Pick out all lines of the entries that include the word "specific" and copy them.

--*--

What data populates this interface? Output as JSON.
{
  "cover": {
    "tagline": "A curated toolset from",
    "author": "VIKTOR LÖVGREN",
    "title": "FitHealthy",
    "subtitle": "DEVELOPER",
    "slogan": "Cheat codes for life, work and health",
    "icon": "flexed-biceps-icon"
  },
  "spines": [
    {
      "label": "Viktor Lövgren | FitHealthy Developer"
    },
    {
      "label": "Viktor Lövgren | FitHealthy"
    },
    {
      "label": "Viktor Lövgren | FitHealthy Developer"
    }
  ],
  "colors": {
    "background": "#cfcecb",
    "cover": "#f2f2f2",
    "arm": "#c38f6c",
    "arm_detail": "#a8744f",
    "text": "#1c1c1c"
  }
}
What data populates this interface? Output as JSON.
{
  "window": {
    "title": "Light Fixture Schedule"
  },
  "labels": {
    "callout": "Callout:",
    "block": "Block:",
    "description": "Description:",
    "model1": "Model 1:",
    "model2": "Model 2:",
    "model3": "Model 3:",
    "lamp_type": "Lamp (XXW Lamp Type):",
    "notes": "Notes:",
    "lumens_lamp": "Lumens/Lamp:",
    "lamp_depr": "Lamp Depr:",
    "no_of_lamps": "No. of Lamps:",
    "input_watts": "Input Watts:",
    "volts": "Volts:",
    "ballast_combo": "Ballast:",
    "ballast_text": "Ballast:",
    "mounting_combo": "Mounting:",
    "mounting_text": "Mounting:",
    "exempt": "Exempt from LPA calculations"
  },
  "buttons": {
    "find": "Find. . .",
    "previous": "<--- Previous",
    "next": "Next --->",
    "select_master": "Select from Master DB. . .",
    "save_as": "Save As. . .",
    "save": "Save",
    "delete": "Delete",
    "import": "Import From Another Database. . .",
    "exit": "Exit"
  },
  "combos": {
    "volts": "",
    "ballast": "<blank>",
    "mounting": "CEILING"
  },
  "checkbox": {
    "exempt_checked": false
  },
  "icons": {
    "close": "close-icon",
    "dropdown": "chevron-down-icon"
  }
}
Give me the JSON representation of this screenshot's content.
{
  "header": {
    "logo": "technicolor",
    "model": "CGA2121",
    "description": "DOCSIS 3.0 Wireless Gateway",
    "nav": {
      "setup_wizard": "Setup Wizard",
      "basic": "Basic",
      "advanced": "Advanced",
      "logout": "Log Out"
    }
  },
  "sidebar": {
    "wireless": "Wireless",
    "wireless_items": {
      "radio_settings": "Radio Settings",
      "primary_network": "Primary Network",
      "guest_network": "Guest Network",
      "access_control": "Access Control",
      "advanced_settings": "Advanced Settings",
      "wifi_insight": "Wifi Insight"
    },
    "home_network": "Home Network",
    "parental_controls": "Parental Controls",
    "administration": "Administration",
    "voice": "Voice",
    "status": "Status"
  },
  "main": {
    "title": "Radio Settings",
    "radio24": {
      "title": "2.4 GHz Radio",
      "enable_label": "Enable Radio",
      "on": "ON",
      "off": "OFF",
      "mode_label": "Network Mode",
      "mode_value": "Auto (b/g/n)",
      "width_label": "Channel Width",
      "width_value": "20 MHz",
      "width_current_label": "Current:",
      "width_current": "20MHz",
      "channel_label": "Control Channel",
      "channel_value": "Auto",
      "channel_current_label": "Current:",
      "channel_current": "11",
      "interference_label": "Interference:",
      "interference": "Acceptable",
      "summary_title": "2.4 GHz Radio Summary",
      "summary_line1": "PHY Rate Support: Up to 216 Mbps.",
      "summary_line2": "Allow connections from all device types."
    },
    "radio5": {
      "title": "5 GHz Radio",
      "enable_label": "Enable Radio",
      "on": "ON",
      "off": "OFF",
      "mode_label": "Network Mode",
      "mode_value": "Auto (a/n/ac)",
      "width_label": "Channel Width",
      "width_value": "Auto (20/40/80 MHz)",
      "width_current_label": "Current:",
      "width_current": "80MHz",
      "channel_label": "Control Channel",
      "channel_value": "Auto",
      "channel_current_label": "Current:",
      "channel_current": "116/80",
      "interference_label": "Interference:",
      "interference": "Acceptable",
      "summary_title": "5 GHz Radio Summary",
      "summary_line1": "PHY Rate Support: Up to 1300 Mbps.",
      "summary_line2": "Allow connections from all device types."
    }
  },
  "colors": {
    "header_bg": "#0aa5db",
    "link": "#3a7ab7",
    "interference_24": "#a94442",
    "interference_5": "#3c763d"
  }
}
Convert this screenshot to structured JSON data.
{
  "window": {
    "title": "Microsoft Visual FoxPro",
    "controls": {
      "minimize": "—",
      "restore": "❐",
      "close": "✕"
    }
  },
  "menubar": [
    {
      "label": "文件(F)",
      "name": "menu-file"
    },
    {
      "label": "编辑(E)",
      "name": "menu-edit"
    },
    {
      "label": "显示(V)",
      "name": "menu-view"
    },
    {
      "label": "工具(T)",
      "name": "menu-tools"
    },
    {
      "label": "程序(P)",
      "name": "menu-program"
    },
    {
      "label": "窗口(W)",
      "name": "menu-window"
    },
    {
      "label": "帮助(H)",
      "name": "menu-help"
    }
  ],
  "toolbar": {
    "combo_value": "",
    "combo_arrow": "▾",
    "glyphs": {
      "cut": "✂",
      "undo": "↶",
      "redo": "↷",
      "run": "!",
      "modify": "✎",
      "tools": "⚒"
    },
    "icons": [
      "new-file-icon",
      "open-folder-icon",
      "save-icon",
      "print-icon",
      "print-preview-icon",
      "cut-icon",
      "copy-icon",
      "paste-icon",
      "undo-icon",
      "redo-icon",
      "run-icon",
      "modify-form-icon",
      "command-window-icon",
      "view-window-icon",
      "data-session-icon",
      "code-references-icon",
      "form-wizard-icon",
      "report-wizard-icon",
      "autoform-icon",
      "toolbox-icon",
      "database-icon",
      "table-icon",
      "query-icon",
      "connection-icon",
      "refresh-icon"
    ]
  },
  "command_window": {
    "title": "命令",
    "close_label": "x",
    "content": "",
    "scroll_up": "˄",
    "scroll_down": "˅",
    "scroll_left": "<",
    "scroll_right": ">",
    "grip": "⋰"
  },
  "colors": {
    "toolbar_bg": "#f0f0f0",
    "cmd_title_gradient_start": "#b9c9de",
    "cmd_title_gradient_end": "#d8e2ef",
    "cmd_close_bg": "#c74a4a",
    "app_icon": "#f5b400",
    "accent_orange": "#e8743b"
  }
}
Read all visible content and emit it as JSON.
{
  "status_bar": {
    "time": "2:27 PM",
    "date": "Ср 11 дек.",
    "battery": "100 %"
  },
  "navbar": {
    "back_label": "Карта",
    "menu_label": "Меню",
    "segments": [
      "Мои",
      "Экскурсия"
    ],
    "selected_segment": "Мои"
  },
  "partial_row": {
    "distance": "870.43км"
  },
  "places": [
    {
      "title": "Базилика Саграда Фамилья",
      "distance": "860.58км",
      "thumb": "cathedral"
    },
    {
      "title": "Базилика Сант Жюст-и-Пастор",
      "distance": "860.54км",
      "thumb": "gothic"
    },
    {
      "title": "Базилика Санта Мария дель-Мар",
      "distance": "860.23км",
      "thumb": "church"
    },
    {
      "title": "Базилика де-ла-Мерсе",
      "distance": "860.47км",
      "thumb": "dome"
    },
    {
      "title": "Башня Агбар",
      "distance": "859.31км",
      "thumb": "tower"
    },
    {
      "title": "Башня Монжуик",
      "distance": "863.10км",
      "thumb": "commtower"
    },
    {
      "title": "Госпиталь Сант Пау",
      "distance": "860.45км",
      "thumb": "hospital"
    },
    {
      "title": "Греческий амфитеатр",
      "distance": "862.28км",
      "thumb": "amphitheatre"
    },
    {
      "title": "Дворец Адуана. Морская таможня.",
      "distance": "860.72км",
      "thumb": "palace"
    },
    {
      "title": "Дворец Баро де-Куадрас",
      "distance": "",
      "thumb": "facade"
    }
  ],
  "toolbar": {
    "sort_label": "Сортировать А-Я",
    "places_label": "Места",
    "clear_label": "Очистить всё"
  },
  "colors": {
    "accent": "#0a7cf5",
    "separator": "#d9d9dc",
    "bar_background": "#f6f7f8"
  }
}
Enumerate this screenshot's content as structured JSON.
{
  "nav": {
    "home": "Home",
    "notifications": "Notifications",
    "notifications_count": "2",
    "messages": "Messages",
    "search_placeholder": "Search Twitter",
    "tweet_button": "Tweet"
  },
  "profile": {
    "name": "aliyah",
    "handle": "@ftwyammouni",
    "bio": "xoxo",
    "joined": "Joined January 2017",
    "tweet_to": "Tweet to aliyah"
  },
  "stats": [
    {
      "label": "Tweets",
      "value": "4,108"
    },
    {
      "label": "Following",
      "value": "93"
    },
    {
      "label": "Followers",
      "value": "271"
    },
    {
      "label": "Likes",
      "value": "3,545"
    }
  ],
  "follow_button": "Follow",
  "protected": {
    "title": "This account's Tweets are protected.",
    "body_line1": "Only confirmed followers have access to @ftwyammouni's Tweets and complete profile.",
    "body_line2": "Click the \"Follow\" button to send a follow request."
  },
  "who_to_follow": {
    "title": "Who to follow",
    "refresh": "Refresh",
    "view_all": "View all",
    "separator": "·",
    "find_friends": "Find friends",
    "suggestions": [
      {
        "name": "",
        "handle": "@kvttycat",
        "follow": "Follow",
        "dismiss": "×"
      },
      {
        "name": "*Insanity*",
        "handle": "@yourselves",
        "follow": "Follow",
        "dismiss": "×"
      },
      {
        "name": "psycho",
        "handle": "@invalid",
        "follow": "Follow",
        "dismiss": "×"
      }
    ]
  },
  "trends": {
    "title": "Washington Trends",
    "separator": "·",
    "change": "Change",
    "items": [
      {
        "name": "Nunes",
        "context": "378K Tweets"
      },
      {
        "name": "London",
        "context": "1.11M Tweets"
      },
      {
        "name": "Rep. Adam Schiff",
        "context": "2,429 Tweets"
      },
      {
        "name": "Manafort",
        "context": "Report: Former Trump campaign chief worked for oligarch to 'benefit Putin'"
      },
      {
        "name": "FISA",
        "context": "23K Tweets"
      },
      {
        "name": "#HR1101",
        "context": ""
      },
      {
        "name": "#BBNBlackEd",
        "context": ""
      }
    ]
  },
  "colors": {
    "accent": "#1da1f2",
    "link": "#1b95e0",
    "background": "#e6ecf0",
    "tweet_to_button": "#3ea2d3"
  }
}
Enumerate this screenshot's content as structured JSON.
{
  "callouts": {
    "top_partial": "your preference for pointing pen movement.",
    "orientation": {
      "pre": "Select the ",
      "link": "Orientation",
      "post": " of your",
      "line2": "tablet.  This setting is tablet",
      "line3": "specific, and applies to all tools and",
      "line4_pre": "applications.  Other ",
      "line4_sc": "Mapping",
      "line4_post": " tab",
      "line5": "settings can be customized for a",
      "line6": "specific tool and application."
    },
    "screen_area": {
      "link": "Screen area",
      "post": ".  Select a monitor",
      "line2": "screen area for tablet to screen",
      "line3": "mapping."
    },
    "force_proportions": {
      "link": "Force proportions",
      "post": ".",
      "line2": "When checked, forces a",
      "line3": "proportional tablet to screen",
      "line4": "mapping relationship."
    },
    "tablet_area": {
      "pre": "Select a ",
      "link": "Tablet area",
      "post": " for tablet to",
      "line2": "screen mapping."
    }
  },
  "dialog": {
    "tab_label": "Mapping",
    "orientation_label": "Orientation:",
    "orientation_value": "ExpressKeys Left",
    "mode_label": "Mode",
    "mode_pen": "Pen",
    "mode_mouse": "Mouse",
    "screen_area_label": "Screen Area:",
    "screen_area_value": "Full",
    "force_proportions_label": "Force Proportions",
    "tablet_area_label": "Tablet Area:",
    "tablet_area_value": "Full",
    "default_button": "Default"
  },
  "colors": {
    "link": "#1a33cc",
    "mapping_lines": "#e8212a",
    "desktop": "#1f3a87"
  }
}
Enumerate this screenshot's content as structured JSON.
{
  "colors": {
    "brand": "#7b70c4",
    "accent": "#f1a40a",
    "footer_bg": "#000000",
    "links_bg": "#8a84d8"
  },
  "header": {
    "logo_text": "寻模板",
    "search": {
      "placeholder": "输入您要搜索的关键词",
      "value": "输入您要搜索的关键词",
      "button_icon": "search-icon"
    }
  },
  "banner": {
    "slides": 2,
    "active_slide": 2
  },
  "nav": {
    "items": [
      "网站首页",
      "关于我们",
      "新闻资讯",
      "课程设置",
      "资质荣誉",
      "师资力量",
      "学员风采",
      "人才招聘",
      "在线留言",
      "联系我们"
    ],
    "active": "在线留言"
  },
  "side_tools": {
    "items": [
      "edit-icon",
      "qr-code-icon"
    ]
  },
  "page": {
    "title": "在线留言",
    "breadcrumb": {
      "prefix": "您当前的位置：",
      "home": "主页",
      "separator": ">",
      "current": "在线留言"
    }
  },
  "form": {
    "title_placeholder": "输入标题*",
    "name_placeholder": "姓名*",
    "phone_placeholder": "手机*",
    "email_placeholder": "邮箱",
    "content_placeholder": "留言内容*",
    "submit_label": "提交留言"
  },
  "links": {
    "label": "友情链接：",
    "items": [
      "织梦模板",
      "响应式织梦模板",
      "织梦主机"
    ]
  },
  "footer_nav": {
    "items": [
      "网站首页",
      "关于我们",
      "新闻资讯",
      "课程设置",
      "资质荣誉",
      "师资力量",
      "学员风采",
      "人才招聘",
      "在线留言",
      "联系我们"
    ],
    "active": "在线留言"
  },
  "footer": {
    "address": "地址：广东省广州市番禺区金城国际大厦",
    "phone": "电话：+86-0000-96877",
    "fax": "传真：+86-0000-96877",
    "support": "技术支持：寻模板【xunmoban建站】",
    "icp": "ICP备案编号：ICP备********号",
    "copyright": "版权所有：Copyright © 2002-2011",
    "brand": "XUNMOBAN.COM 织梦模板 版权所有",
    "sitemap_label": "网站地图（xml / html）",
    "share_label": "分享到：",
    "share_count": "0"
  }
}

--*--

> Output
      "line3": "specific, and applies to all tools and",
      "line6": "specific tool and application."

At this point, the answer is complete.